What is asked
Look through the data below and count each line where the word "photo" appears. Reply with the count alone.

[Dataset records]
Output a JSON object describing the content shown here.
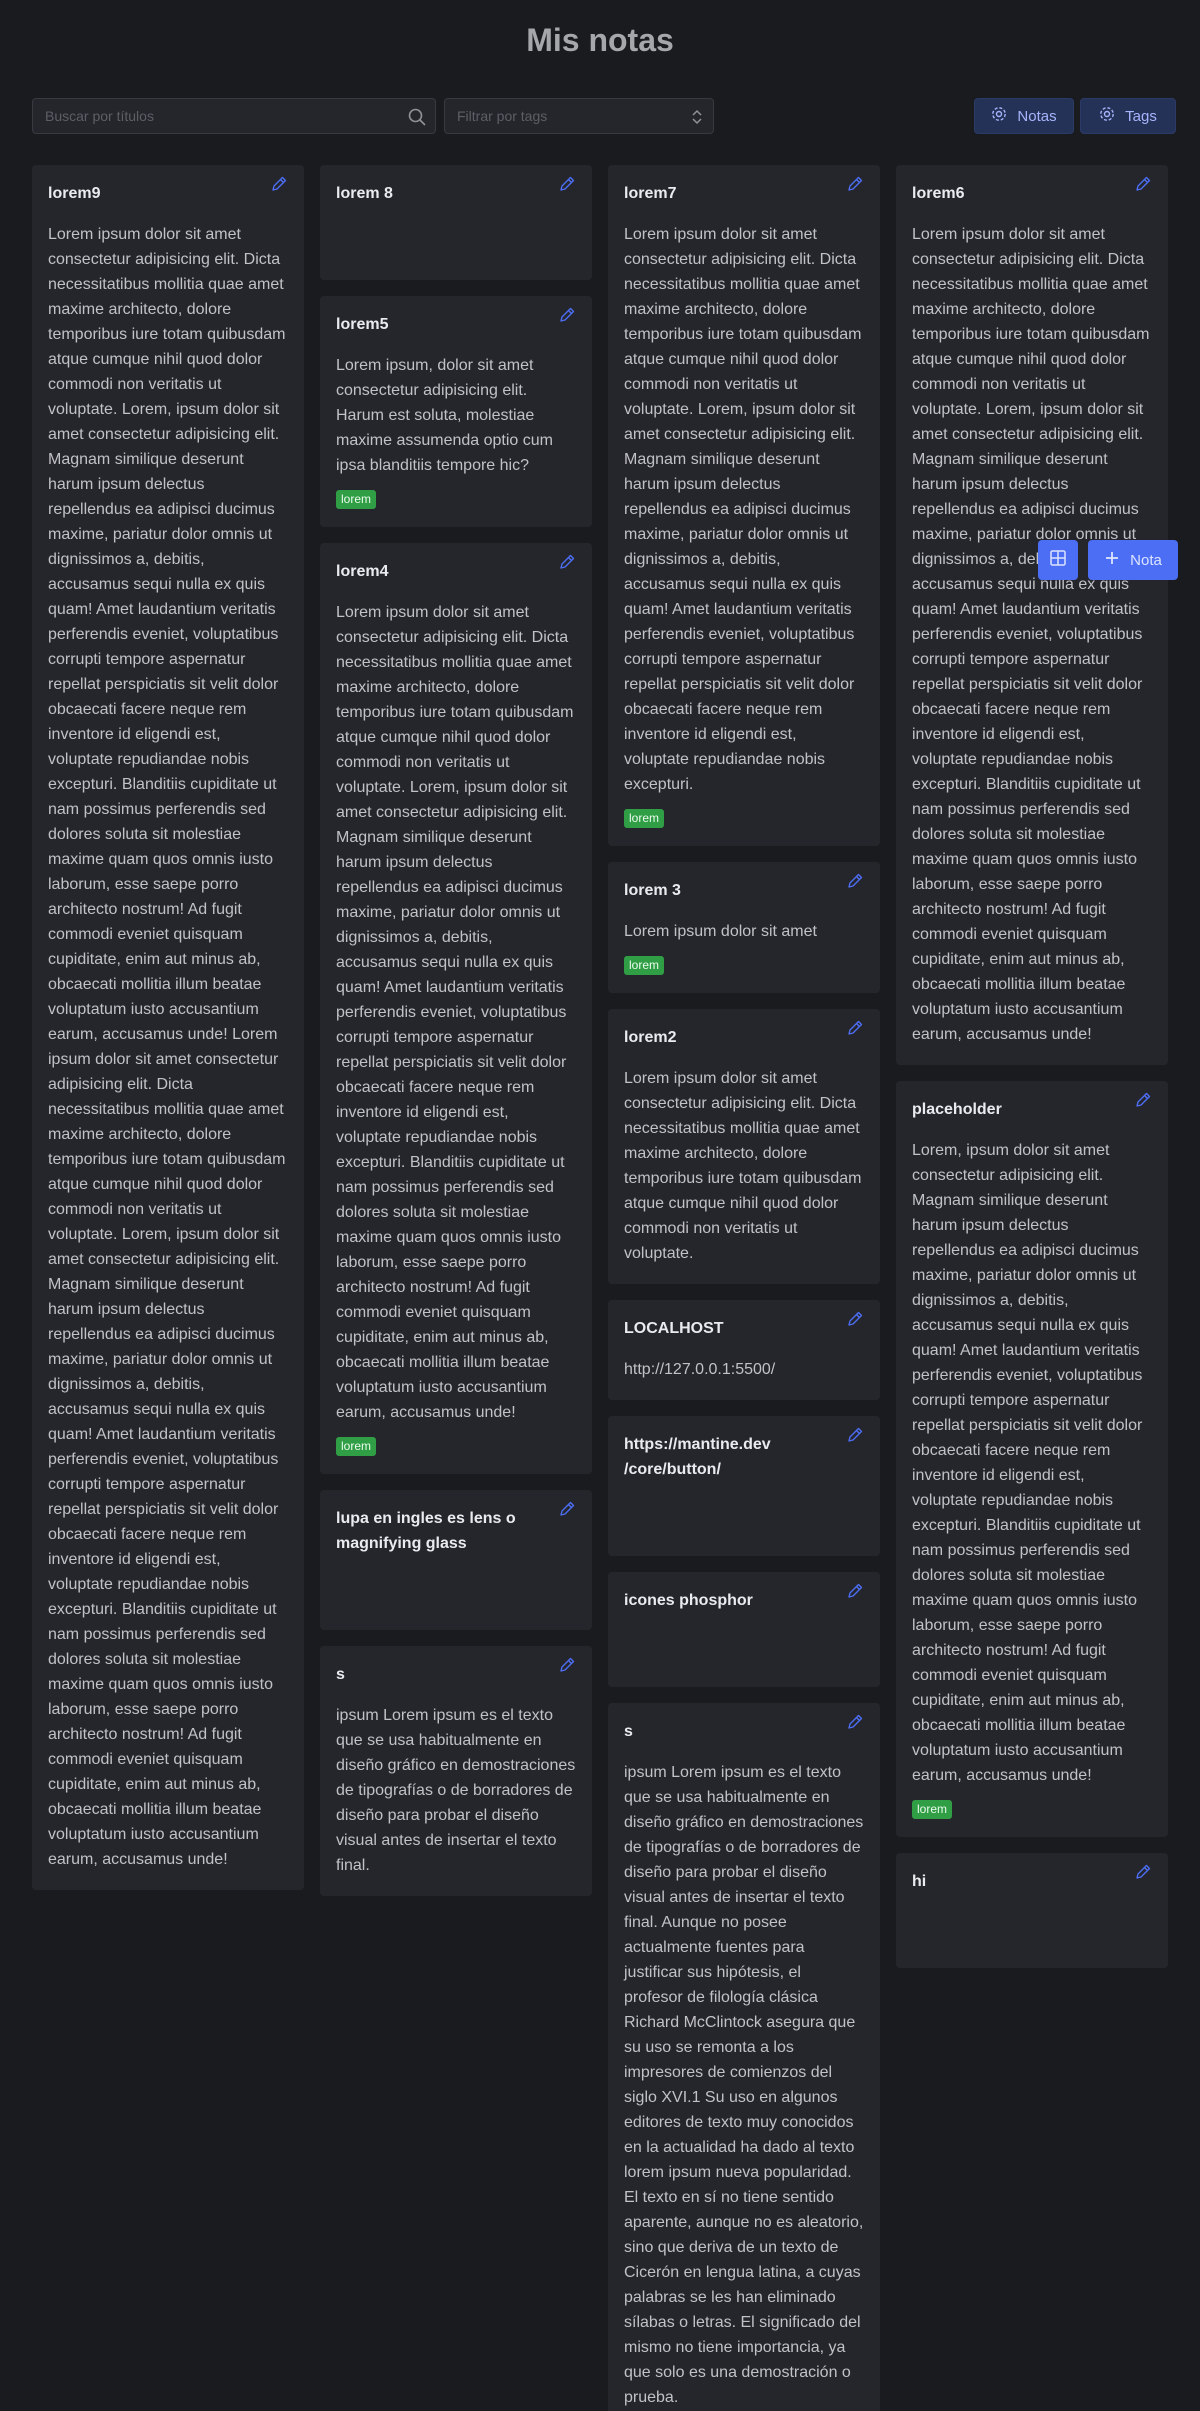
{
  "page": {
    "title": "Mis notas"
  },
  "toolbar": {
    "search_placeholder": "Buscar por títulos",
    "filter_placeholder": "Filtrar por tags",
    "notes_button": "Notas",
    "tags_button": "Tags"
  },
  "fab": {
    "new_note_label": "Nota"
  },
  "colors": {
    "background": "#1a1b1e",
    "card": "#25262b",
    "accent": "#4c6ef5",
    "tag": "#2f9e44"
  },
  "columns": [
    [
      {
        "title": "lorem9",
        "body": "Lorem ipsum dolor sit amet consectetur adipisicing elit. Dicta necessitatibus mollitia quae amet maxime architecto, dolore temporibus iure totam quibusdam atque cumque nihil quod dolor commodi non veritatis ut voluptate. Lorem, ipsum dolor sit amet consectetur adipisicing elit. Magnam similique deserunt harum ipsum delectus repellendus ea adipisci ducimus maxime, pariatur dolor omnis ut dignissimos a, debitis, accusamus sequi nulla ex quis quam! Amet laudantium veritatis perferendis eveniet, voluptatibus corrupti tempore aspernatur repellat perspiciatis sit velit dolor obcaecati facere neque rem inventore id eligendi est, voluptate repudiandae nobis excepturi. Blanditiis cupiditate ut nam possimus perferendis sed dolores soluta sit molestiae maxime quam quos omnis iusto laborum, esse saepe porro architecto nostrum! Ad fugit commodi eveniet quisquam cupiditate, enim aut minus ab, obcaecati mollitia illum beatae voluptatum iusto accusantium earum, accusamus unde! Lorem ipsum dolor sit amet consectetur adipisicing elit. Dicta necessitatibus mollitia quae amet maxime architecto, dolore temporibus iure totam quibusdam atque cumque nihil quod dolor commodi non veritatis ut voluptate. Lorem, ipsum dolor sit amet consectetur adipisicing elit. Magnam similique deserunt harum ipsum delectus repellendus ea adipisci ducimus maxime, pariatur dolor omnis ut dignissimos a, debitis, accusamus sequi nulla ex quis quam! Amet laudantium veritatis perferendis eveniet, voluptatibus corrupti tempore aspernatur repellat perspiciatis sit velit dolor obcaecati facere neque rem inventore id eligendi est, voluptate repudiandae nobis excepturi. Blanditiis cupiditate ut nam possimus perferendis sed dolores soluta sit molestiae maxime quam quos omnis iusto laborum, esse saepe porro architecto nostrum! Ad fugit commodi eveniet quisquam cupiditate, enim aut minus ab, obcaecati mollitia illum beatae voluptatum iusto accusantium earum, accusamus unde!",
        "tag": ""
      }
    ],
    [
      {
        "title": "lorem 8",
        "body": "",
        "tag": ""
      },
      {
        "title": "lorem5",
        "body": "Lorem ipsum, dolor sit amet consectetur adipisicing elit. Harum est soluta, molestiae maxime assumenda optio cum ipsa blanditiis tempore hic?",
        "tag": "lorem"
      },
      {
        "title": "lorem4",
        "body": "Lorem ipsum dolor sit amet consectetur adipisicing elit. Dicta necessitatibus mollitia quae amet maxime architecto, dolore temporibus iure totam quibusdam atque cumque nihil quod dolor commodi non veritatis ut voluptate. Lorem, ipsum dolor sit amet consectetur adipisicing elit. Magnam similique deserunt harum ipsum delectus repellendus ea adipisci ducimus maxime, pariatur dolor omnis ut dignissimos a, debitis, accusamus sequi nulla ex quis quam! Amet laudantium veritatis perferendis eveniet, voluptatibus corrupti tempore aspernatur repellat perspiciatis sit velit dolor obcaecati facere neque rem inventore id eligendi est, voluptate repudiandae nobis excepturi. Blanditiis cupiditate ut nam possimus perferendis sed dolores soluta sit molestiae maxime quam quos omnis iusto laborum, esse saepe porro architecto nostrum! Ad fugit commodi eveniet quisquam cupiditate, enim aut minus ab, obcaecati mollitia illum beatae voluptatum iusto accusantium earum, accusamus unde!",
        "tag": "lorem"
      },
      {
        "title": "lupa en ingles es lens o magnifying glass",
        "body": "",
        "tag": ""
      },
      {
        "title": "s",
        "body": "ipsum Lorem ipsum es el texto que se usa habitualmente en diseño gráfico en demostraciones de tipografías o de borradores de diseño para probar el diseño visual antes de insertar el texto final.",
        "tag": ""
      }
    ],
    [
      {
        "title": "lorem7",
        "body": "Lorem ipsum dolor sit amet consectetur adipisicing elit. Dicta necessitatibus mollitia quae amet maxime architecto, dolore temporibus iure totam quibusdam atque cumque nihil quod dolor commodi non veritatis ut voluptate. Lorem, ipsum dolor sit amet consectetur adipisicing elit. Magnam similique deserunt harum ipsum delectus repellendus ea adipisci ducimus maxime, pariatur dolor omnis ut dignissimos a, debitis, accusamus sequi nulla ex quis quam! Amet laudantium veritatis perferendis eveniet, voluptatibus corrupti tempore aspernatur repellat perspiciatis sit velit dolor obcaecati facere neque rem inventore id eligendi est, voluptate repudiandae nobis excepturi.",
        "tag": "lorem"
      },
      {
        "title": "lorem 3",
        "body": "Lorem ipsum dolor sit amet",
        "tag": "lorem"
      },
      {
        "title": "lorem2",
        "body": "Lorem ipsum dolor sit amet consectetur adipisicing elit. Dicta necessitatibus mollitia quae amet maxime architecto, dolore temporibus iure totam quibusdam atque cumque nihil quod dolor commodi non veritatis ut voluptate.",
        "tag": ""
      },
      {
        "title": "LOCALHOST",
        "body": "http://127.0.0.1:5500/",
        "tag": ""
      },
      {
        "title": "https://mantine.dev /core/button/",
        "body": "",
        "tag": ""
      },
      {
        "title": "icones phosphor",
        "body": "",
        "tag": ""
      },
      {
        "title": "s",
        "body": "ipsum Lorem ipsum es el texto que se usa habitualmente en diseño gráfico en demostraciones de tipografías o de borradores de diseño para probar el diseño visual antes de insertar el texto final. Aunque no posee actualmente fuentes para justificar sus hipótesis, el profesor de filología clásica Richard McClintock asegura que su uso se remonta a los impresores de comienzos del siglo XVI.1 Su uso en algunos editores de texto muy conocidos en la actualidad ha dado al texto lorem ipsum nueva popularidad. El texto en sí no tiene sentido aparente, aunque no es aleatorio, sino que deriva de un texto de Cicerón en lengua latina, a cuyas palabras se les han eliminado sílabas o letras. El significado del mismo no tiene importancia, ya que solo es una demostración o prueba.",
        "tag": ""
      }
    ],
    [
      {
        "title": "lorem6",
        "body": "Lorem ipsum dolor sit amet consectetur adipisicing elit. Dicta necessitatibus mollitia quae amet maxime architecto, dolore temporibus iure totam quibusdam atque cumque nihil quod dolor commodi non veritatis ut voluptate. Lorem, ipsum dolor sit amet consectetur adipisicing elit. Magnam similique deserunt harum ipsum delectus repellendus ea adipisci ducimus maxime, pariatur dolor omnis ut dignissimos a, debitis, accusamus sequi nulla ex quis quam! Amet laudantium veritatis perferendis eveniet, voluptatibus corrupti tempore aspernatur repellat perspiciatis sit velit dolor obcaecati facere neque rem inventore id eligendi est, voluptate repudiandae nobis excepturi. Blanditiis cupiditate ut nam possimus perferendis sed dolores soluta sit molestiae maxime quam quos omnis iusto laborum, esse saepe porro architecto nostrum! Ad fugit commodi eveniet quisquam cupiditate, enim aut minus ab, obcaecati mollitia illum beatae voluptatum iusto accusantium earum, accusamus unde!",
        "tag": ""
      },
      {
        "title": "placeholder",
        "body": "Lorem, ipsum dolor sit amet consectetur adipisicing elit. Magnam similique deserunt harum ipsum delectus repellendus ea adipisci ducimus maxime, pariatur dolor omnis ut dignissimos a, debitis, accusamus sequi nulla ex quis quam! Amet laudantium veritatis perferendis eveniet, voluptatibus corrupti tempore aspernatur repellat perspiciatis sit velit dolor obcaecati facere neque rem inventore id eligendi est, voluptate repudiandae nobis excepturi. Blanditiis cupiditate ut nam possimus perferendis sed dolores soluta sit molestiae maxime quam quos omnis iusto laborum, esse saepe porro architecto nostrum! Ad fugit commodi eveniet quisquam cupiditate, enim aut minus ab, obcaecati mollitia illum beatae voluptatum iusto accusantium earum, accusamus unde!",
        "tag": "lorem"
      },
      {
        "title": "hi",
        "body": "",
        "tag": ""
      }
    ]
  ]
}
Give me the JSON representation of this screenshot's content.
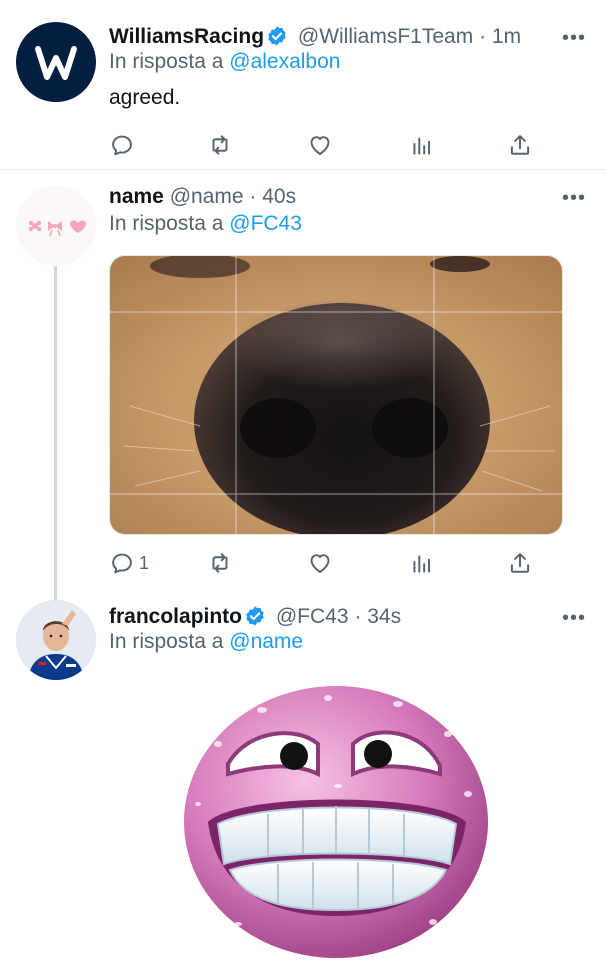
{
  "tweets": [
    {
      "display_name": "WilliamsRacing",
      "handle": "@WilliamsF1Team",
      "separator": "·",
      "time": "1m",
      "reply_prefix": "In risposta a",
      "reply_handle": "@alexalbon",
      "text": "agreed.",
      "verified": true,
      "reply_count": "",
      "avatar_icon": "williams-w-logo",
      "avatar_color": "#041e42"
    },
    {
      "display_name": "name",
      "handle": "@name",
      "separator": "·",
      "time": "40s",
      "reply_prefix": "In risposta a",
      "reply_handle": "@FC43",
      "text": "",
      "verified": false,
      "reply_count": "1",
      "avatar_icon": "bows-and-hearts-emoji",
      "media": "dog-nose-closeup-photo"
    },
    {
      "display_name": "francolapinto",
      "handle": "@FC43",
      "separator": "·",
      "time": "34s",
      "reply_prefix": "In risposta a",
      "reply_handle": "@name",
      "text": "",
      "verified": true,
      "avatar_icon": "driver-photo",
      "media": "pink-sweating-grin-emoji"
    }
  ],
  "more_glyph": "•••",
  "colors": {
    "link": "#1d9bf0",
    "verified": "#1d9bf0",
    "secondary_text": "#536471",
    "thread_line": "#cfd9de"
  }
}
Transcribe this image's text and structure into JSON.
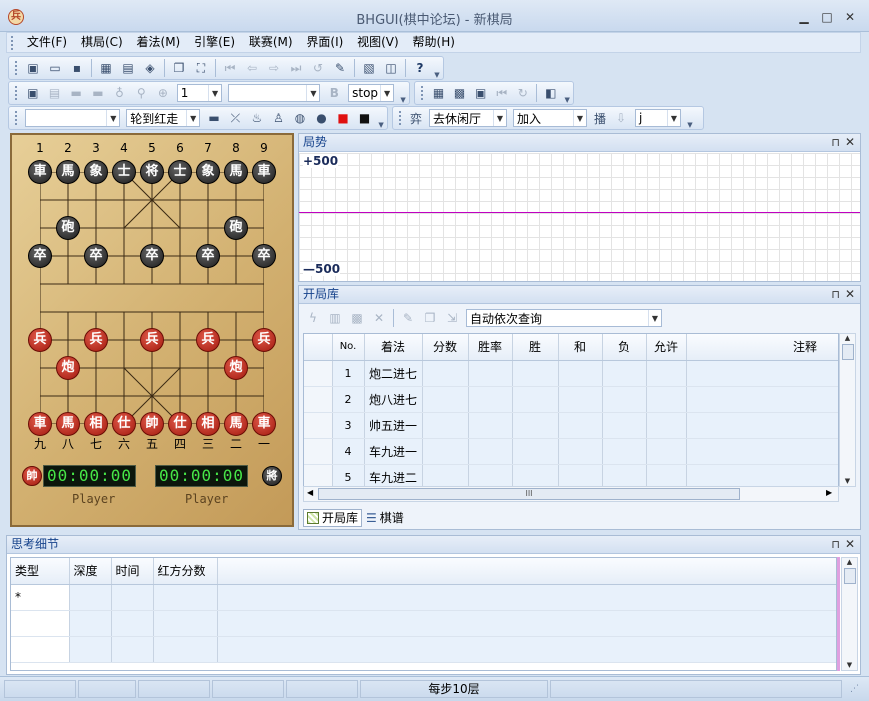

Result of this exercise
2